◆ **Task to complete**: Report every line of the entries below that contains the string "thuật", copying each such line in full.

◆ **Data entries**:
----
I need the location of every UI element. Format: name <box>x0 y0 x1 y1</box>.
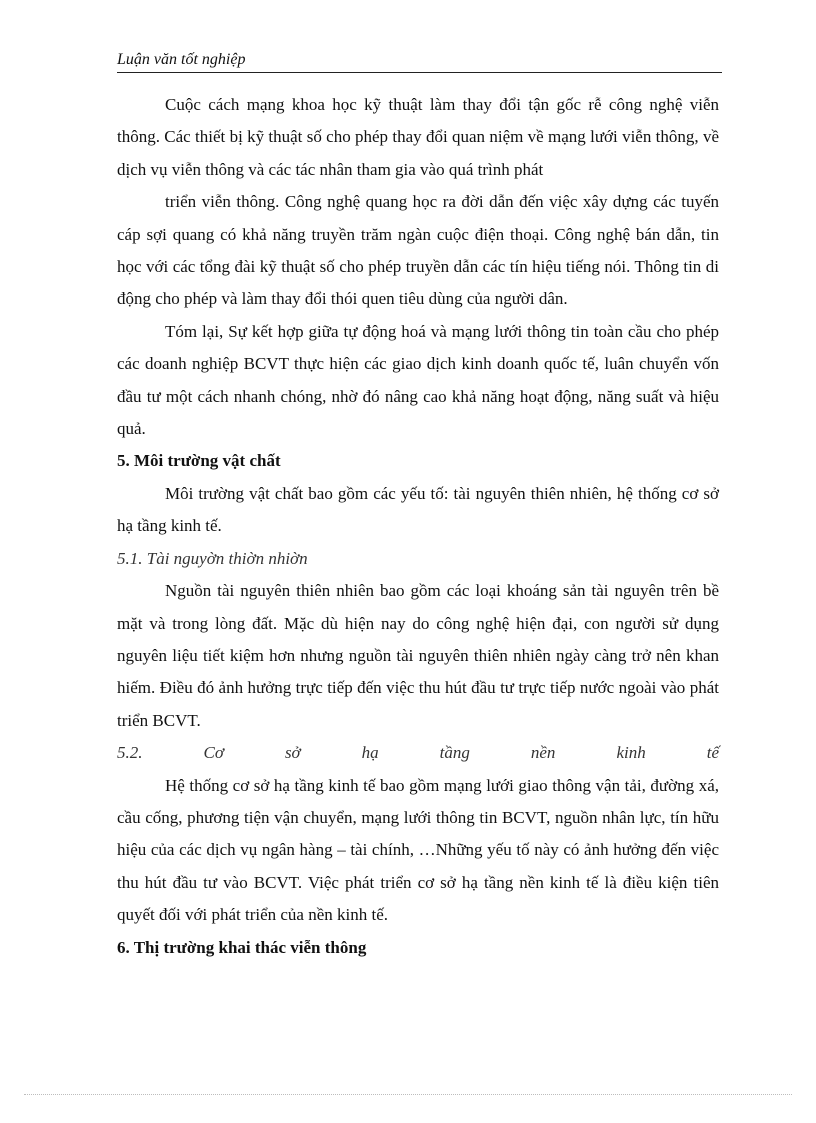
paragraph-tech-revolution: Cuộc cách mạng khoa học kỹ thuật làm thay đổi tận gốc rễ công nghệ viễn thông. Các thiết bị kỹ thuật số cho phép thay đổi quan niệm về mạng lưới viễn thông, về dịch vụ viễn thông và các tác nhân tham gia vào quá trình phát <box>117 95 719 179</box>
section-heading-5: 5. Môi trường vật chất <box>117 451 281 471</box>
footer-divider <box>24 1094 792 1095</box>
document-body <box>117 89 719 964</box>
paragraph-infrastructure: Hệ thống cơ sở hạ tầng kinh tế bao gồm mạng lưới giao thông vận tải, đường xá, cầu cống, phương tiện vận chuyển, mạng lưới thông tin BCVT, nguồn nhân lực, tín hữu hiệu của các dịch vụ ngân hàng – tài chính, …Những yếu tố này có ảnh hưởng đến việc thu hút đầu tư vào BCVT. Việc phát triển cơ sở hạ tầng nền kinh tế là điều kiện tiên quyết đối với phát triển của nền kinh tế. <box>117 775 719 925</box>
paragraph-physical-environment: Môi trường vật chất bao gồm các yếu tố: tài nguyên thiên nhiên, hệ thống cơ sở hạ tầng kinh tế. <box>117 483 719 536</box>
page-header: Luận văn tốt nghiệp <box>117 50 722 73</box>
paragraph-optical-tech: triển viễn thông. Công nghệ quang học ra đời dẫn đến việc xây dựng các tuyến cáp sợi quang có khả năng truyền trăm ngàn cuộc điện thoại. Công nghệ bán dẫn, tin học với các tổng đài kỹ thuật số cho phép truyền dẫn các tín hiệu tiếng nói. Thông tin di động cho phép và làm thay đổi thói quen tiêu dùng của người dân. <box>117 192 719 309</box>
subsection-heading-5-1: 5.1. Tài nguyờn thiờn nhiờn <box>117 548 308 568</box>
section-heading-6: 6. Thị trường khai thác viễn thông <box>117 937 367 957</box>
paragraph-natural-resources: Nguồn tài nguyên thiên nhiên bao gồm các loại khoáng sản tài nguyên trên bề mặt và trong lòng đất. Mặc dù hiện nay do công nghệ hiện đại, con người sử dụng nguyên liệu tiết kiệm hơn nhưng nguồn tài nguyên thiên nhiên ngày càng trở nên khan hiếm. Điều đó ảnh hưởng trực tiếp đến việc thu hút đầu tư trực tiếp nước ngoài vào phát triển BCVT. <box>117 581 719 730</box>
paragraph-summary: Tóm lại, Sự kết hợp giữa tự động hoá và mạng lưới thông tin toàn cầu cho phép các doanh nghiệp BCVT thực hiện các giao dịch kinh doanh quốc tế, luân chuyển vốn đầu tư một cách nhanh chóng, nhờ đó nâng cao khả năng hoạt động, năng suất và hiệu quả. <box>117 321 719 439</box>
subsection-heading-5-2: 5.2. Cơ sở hạ tầng nền kinh tế <box>117 743 719 763</box>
----
◆ **Exercise answer**:
paragraph-tech-revolution: Cuộc cách mạng khoa học kỹ thuật làm thay đổi tận gốc rễ công nghệ viễn thông. Các thiết bị kỹ thuật số cho phép thay đổi quan niệm về mạng lưới viễn thông, về dịch vụ viễn thông và các tác nhân tham gia vào quá trình phát <box>117 95 719 179</box>
paragraph-optical-tech: triển viễn thông. Công nghệ quang học ra đời dẫn đến việc xây dựng các tuyến cáp sợi quang có khả năng truyền trăm ngàn cuộc điện thoại. Công nghệ bán dẫn, tin học với các tổng đài kỹ thuật số cho phép truyền dẫn các tín hiệu tiếng nói. Thông tin di động cho phép và làm thay đổi thói quen tiêu dùng của người dân. <box>117 192 719 309</box>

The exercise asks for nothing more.